━━ MATERIAL FOR THIS EXERCISE

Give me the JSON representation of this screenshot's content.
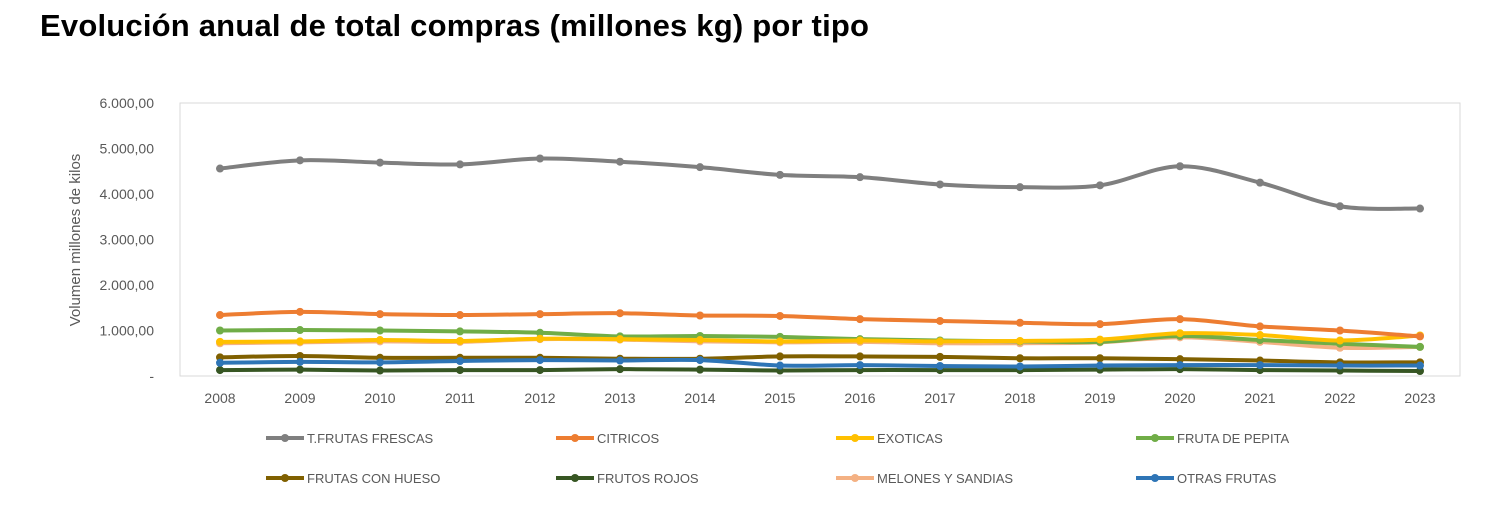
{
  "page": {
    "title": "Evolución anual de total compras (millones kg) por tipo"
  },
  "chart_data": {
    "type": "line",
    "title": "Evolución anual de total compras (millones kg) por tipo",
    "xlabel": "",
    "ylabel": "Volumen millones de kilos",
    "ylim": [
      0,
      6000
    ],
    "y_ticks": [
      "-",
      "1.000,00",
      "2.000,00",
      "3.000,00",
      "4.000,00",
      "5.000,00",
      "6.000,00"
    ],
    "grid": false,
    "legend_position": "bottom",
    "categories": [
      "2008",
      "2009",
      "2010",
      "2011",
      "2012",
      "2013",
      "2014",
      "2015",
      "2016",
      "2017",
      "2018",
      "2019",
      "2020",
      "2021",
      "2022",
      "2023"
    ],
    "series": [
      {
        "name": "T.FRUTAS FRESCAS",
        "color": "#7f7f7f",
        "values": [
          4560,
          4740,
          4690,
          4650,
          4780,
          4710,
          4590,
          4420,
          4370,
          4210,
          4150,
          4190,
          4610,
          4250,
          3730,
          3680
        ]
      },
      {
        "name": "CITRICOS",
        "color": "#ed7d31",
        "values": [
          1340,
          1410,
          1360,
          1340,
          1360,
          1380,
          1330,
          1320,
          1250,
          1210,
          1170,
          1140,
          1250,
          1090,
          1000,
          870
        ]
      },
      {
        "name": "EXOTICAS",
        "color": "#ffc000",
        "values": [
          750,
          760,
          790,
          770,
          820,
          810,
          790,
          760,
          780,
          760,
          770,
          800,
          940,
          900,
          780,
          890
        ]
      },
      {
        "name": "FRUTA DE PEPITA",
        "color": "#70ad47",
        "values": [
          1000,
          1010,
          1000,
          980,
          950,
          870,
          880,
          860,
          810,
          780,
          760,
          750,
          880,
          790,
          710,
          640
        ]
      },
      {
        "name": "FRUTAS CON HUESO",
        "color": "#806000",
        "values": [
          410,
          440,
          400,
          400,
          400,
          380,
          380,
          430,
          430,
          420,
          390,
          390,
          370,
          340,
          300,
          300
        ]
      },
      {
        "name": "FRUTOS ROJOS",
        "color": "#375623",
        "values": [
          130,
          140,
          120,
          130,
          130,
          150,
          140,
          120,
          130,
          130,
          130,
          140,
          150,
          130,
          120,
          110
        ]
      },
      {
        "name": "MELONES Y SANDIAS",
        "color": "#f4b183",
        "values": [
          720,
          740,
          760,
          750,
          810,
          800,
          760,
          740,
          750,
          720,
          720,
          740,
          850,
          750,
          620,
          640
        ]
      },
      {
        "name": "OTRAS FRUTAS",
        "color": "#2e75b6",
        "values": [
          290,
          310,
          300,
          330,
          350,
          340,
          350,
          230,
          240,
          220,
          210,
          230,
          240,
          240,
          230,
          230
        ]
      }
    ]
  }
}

━━━━

OBJECTIVE: Collect every line above that contains the word "anual".

FULL OUTPUT:
    "title": "Evolución anual de total compras (millones kg) por tipo"
    "title": "Evolución anual de total compras (millones kg) por tipo",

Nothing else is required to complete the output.